* TASK PROMPT
Will you quote all of the entries, word for word?

━━━━━━━━━━

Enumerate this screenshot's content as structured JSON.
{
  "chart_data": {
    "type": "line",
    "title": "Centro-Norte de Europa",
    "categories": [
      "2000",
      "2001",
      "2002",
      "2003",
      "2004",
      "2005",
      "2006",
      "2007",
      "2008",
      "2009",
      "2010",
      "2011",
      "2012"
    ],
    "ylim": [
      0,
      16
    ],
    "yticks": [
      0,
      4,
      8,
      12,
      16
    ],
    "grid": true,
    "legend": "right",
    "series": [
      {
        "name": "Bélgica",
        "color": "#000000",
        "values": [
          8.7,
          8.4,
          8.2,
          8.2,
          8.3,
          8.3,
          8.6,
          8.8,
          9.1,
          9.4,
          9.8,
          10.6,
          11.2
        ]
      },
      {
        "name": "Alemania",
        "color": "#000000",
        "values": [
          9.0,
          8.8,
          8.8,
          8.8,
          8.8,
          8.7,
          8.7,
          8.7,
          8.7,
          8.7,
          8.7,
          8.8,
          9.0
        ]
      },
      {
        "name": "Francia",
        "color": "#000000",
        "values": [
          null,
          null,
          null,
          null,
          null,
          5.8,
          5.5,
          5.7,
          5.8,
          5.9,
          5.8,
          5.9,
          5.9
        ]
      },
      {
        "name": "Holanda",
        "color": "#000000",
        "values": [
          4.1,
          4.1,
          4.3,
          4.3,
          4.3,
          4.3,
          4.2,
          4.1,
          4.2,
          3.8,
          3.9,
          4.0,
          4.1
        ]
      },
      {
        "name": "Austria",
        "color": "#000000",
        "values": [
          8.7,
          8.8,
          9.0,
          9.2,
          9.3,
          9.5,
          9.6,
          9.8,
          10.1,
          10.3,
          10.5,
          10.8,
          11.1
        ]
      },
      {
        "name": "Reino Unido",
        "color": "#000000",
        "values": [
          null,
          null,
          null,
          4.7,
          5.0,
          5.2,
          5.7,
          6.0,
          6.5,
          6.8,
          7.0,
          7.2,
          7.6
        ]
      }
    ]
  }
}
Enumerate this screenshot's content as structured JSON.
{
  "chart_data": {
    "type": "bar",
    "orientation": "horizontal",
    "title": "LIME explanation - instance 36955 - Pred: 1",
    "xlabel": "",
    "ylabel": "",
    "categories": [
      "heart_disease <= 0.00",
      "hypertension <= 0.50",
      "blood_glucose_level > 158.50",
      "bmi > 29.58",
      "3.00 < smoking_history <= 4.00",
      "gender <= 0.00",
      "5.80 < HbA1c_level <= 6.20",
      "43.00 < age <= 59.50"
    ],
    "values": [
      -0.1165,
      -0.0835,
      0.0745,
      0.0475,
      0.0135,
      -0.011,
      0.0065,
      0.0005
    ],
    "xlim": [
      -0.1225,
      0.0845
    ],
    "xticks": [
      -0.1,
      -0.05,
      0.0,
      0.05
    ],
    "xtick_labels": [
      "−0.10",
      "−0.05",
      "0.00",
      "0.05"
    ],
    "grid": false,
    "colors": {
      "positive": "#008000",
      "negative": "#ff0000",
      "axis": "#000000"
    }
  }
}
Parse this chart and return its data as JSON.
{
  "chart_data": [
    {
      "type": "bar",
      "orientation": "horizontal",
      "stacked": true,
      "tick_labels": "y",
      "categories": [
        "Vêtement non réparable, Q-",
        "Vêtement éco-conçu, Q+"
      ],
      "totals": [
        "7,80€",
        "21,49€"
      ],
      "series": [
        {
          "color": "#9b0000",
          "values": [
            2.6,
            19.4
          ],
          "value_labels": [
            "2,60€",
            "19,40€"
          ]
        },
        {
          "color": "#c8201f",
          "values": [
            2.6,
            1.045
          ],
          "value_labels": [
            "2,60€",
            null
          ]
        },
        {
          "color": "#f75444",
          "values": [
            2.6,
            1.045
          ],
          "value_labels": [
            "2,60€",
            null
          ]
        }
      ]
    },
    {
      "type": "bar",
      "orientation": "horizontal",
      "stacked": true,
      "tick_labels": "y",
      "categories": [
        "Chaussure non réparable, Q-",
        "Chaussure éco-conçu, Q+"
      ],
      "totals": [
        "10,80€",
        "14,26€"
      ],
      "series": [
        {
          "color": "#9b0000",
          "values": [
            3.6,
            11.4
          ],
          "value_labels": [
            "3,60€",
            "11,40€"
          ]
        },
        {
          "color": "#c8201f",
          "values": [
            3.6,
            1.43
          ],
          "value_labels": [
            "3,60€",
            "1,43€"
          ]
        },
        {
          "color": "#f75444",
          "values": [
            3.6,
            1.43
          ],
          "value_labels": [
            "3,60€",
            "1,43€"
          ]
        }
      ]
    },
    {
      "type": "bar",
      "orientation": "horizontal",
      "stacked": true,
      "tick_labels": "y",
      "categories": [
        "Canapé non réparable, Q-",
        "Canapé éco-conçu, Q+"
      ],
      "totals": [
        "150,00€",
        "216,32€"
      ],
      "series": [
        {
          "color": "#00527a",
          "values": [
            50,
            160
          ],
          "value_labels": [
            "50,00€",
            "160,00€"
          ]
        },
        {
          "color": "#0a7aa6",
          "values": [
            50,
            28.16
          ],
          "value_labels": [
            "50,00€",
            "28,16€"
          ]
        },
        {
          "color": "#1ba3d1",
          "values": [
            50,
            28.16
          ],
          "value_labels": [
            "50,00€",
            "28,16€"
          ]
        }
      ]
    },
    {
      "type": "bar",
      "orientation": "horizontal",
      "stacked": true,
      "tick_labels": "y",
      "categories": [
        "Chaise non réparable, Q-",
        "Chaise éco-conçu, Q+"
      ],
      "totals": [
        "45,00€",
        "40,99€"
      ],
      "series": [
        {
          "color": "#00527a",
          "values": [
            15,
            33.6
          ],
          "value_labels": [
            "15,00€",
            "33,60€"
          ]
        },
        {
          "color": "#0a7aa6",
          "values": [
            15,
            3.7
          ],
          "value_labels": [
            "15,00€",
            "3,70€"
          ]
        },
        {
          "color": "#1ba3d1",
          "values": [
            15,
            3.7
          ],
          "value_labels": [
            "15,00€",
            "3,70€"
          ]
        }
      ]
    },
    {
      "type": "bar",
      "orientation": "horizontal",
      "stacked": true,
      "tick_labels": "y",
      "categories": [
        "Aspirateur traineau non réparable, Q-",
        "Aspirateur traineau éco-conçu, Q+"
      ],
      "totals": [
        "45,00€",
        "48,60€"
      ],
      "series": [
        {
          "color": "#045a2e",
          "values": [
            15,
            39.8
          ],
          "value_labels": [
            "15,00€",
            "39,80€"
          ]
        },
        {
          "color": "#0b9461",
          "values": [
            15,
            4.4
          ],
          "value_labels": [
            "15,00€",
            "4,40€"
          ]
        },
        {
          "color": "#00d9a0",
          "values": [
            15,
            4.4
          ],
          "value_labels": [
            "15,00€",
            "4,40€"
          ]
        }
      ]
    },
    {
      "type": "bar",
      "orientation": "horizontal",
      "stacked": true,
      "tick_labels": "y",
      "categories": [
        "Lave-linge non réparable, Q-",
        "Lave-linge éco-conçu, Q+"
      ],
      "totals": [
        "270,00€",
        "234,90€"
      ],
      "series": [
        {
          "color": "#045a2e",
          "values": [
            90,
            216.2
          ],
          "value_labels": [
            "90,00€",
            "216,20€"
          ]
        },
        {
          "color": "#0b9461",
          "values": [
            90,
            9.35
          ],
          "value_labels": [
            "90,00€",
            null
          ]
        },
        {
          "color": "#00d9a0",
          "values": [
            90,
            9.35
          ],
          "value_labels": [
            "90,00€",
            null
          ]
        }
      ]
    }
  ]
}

━━━━━━━━━━

* RESULT FOR THIS TASK
Enumerate this screenshot's content as structured JSON.
{
  "chart_data": {
    "type": "line",
    "title": "Centro-Norte de Europa",
    "categories": [
      "2000",
      "2001",
      "2002",
      "2003",
      "2004",
      "2005",
      "2006",
      "2007",
      "2008",
      "2009",
      "2010",
      "2011",
      "2012"
    ],
    "ylim": [
      0,
      16
    ],
    "yticks": [
      0,
      4,
      8,
      12,
      16
    ],
    "grid": true,
    "legend": "right",
    "series": [
      {
        "name": "Bélgica",
        "color": "#000000",
        "values": [
          8.7,
          8.4,
          8.2,
          8.2,
          8.3,
          8.3,
          8.6,
          8.8,
          9.1,
          9.4,
          9.8,
          10.6,
          11.2
        ]
      },
      {
        "name": "Alemania",
        "color": "#000000",
        "values": [
          9.0,
          8.8,
          8.8,
          8.8,
          8.8,
          8.7,
          8.7,
          8.7,
          8.7,
          8.7,
          8.7,
          8.8,
          9.0
        ]
      },
      {
        "name": "Francia",
        "color": "#000000",
        "values": [
          null,
          null,
          null,
          null,
          null,
          5.8,
          5.5,
          5.7,
          5.8,
          5.9,
          5.8,
          5.9,
          5.9
        ]
      },
      {
        "name": "Holanda",
        "color": "#000000",
        "values": [
          4.1,
          4.1,
          4.3,
          4.3,
          4.3,
          4.3,
          4.2,
          4.1,
          4.2,
          3.8,
          3.9,
          4.0,
          4.1
        ]
      },
      {
        "name": "Austria",
        "color": "#000000",
        "values": [
          8.7,
          8.8,
          9.0,
          9.2,
          9.3,
          9.5,
          9.6,
          9.8,
          10.1,
          10.3,
          10.5,
          10.8,
          11.1
        ]
      },
      {
        "name": "Reino Unido",
        "color": "#000000",
        "values": [
          null,
          null,
          null,
          4.7,
          5.0,
          5.2,
          5.7,
          6.0,
          6.5,
          6.8,
          7.0,
          7.2,
          7.6
        ]
      }
    ]
  }
}
Enumerate this screenshot's content as structured JSON.
{
  "chart_data": {
    "type": "bar",
    "orientation": "horizontal",
    "title": "LIME explanation - instance 36955 - Pred: 1",
    "xlabel": "",
    "ylabel": "",
    "categories": [
      "heart_disease <= 0.00",
      "hypertension <= 0.50",
      "blood_glucose_level > 158.50",
      "bmi > 29.58",
      "3.00 < smoking_history <= 4.00",
      "gender <= 0.00",
      "5.80 < HbA1c_level <= 6.20",
      "43.00 < age <= 59.50"
    ],
    "values": [
      -0.1165,
      -0.0835,
      0.0745,
      0.0475,
      0.0135,
      -0.011,
      0.0065,
      0.0005
    ],
    "xlim": [
      -0.1225,
      0.0845
    ],
    "xticks": [
      -0.1,
      -0.05,
      0.0,
      0.05
    ],
    "xtick_labels": [
      "−0.10",
      "−0.05",
      "0.00",
      "0.05"
    ],
    "grid": false,
    "colors": {
      "positive": "#008000",
      "negative": "#ff0000",
      "axis": "#000000"
    }
  }
}
Parse this chart and return its data as JSON.
{
  "chart_data": [
    {
      "type": "bar",
      "orientation": "horizontal",
      "stacked": true,
      "tick_labels": "y",
      "categories": [
        "Vêtement non réparable, Q-",
        "Vêtement éco-conçu, Q+"
      ],
      "totals": [
        "7,80€",
        "21,49€"
      ],
      "series": [
        {
          "color": "#9b0000",
          "values": [
            2.6,
            19.4
          ],
          "value_labels": [
            "2,60€",
            "19,40€"
          ]
        },
        {
          "color": "#c8201f",
          "values": [
            2.6,
            1.045
          ],
          "value_labels": [
            "2,60€",
            null
          ]
        },
        {
          "color": "#f75444",
          "values": [
            2.6,
            1.045
          ],
          "value_labels": [
            "2,60€",
            null
          ]
        }
      ]
    },
    {
      "type": "bar",
      "orientation": "horizontal",
      "stacked": true,
      "tick_labels": "y",
      "categories": [
        "Chaussure non réparable, Q-",
        "Chaussure éco-conçu, Q+"
      ],
      "totals": [
        "10,80€",
        "14,26€"
      ],
      "series": [
        {
          "color": "#9b0000",
          "values": [
            3.6,
            11.4
          ],
          "value_labels": [
            "3,60€",
            "11,40€"
          ]
        },
        {
          "color": "#c8201f",
          "values": [
            3.6,
            1.43
          ],
          "value_labels": [
            "3,60€",
            "1,43€"
          ]
        },
        {
          "color": "#f75444",
          "values": [
            3.6,
            1.43
          ],
          "value_labels": [
            "3,60€",
            "1,43€"
          ]
        }
      ]
    },
    {
      "type": "bar",
      "orientation": "horizontal",
      "stacked": true,
      "tick_labels": "y",
      "categories": [
        "Canapé non réparable, Q-",
        "Canapé éco-conçu, Q+"
      ],
      "totals": [
        "150,00€",
        "216,32€"
      ],
      "series": [
        {
          "color": "#00527a",
          "values": [
            50,
            160
          ],
          "value_labels": [
            "50,00€",
            "160,00€"
          ]
        },
        {
          "color": "#0a7aa6",
          "values": [
            50,
            28.16
          ],
          "value_labels": [
            "50,00€",
            "28,16€"
          ]
        },
        {
          "color": "#1ba3d1",
          "values": [
            50,
            28.16
          ],
          "value_labels": [
            "50,00€",
            "28,16€"
          ]
        }
      ]
    },
    {
      "type": "bar",
      "orientation": "horizontal",
      "stacked": true,
      "tick_labels": "y",
      "categories": [
        "Chaise non réparable, Q-",
        "Chaise éco-conçu, Q+"
      ],
      "totals": [
        "45,00€",
        "40,99€"
      ],
      "series": [
        {
          "color": "#00527a",
          "values": [
            15,
            33.6
          ],
          "value_labels": [
            "15,00€",
            "33,60€"
          ]
        },
        {
          "color": "#0a7aa6",
          "values": [
            15,
            3.7
          ],
          "value_labels": [
            "15,00€",
            "3,70€"
          ]
        },
        {
          "color": "#1ba3d1",
          "values": [
            15,
            3.7
          ],
          "value_labels": [
            "15,00€",
            "3,70€"
          ]
        }
      ]
    },
    {
      "type": "bar",
      "orientation": "horizontal",
      "stacked": true,
      "tick_labels": "y",
      "categories": [
        "Aspirateur traineau non réparable, Q-",
        "Aspirateur traineau éco-conçu, Q+"
      ],
      "totals": [
        "45,00€",
        "48,60€"
      ],
      "series": [
        {
          "color": "#045a2e",
          "values": [
            15,
            39.8
          ],
          "value_labels": [
            "15,00€",
            "39,80€"
          ]
        },
        {
          "color": "#0b9461",
          "values": [
            15,
            4.4
          ],
          "value_labels": [
            "15,00€",
            "4,40€"
          ]
        },
        {
          "color": "#00d9a0",
          "values": [
            15,
            4.4
          ],
          "value_labels": [
            "15,00€",
            "4,40€"
          ]
        }
      ]
    },
    {
      "type": "bar",
      "orientation": "horizontal",
      "stacked": true,
      "tick_labels": "y",
      "categories": [
        "Lave-linge non réparable, Q-",
        "Lave-linge éco-conçu, Q+"
      ],
      "totals": [
        "270,00€",
        "234,90€"
      ],
      "series": [
        {
          "color": "#045a2e",
          "values": [
            90,
            216.2
          ],
          "value_labels": [
            "90,00€",
            "216,20€"
          ]
        },
        {
          "color": "#0b9461",
          "values": [
            90,
            9.35
          ],
          "value_labels": [
            "90,00€",
            null
          ]
        },
        {
          "color": "#00d9a0",
          "values": [
            90,
            9.35
          ],
          "value_labels": [
            "90,00€",
            null
          ]
        }
      ]
    }
  ]
}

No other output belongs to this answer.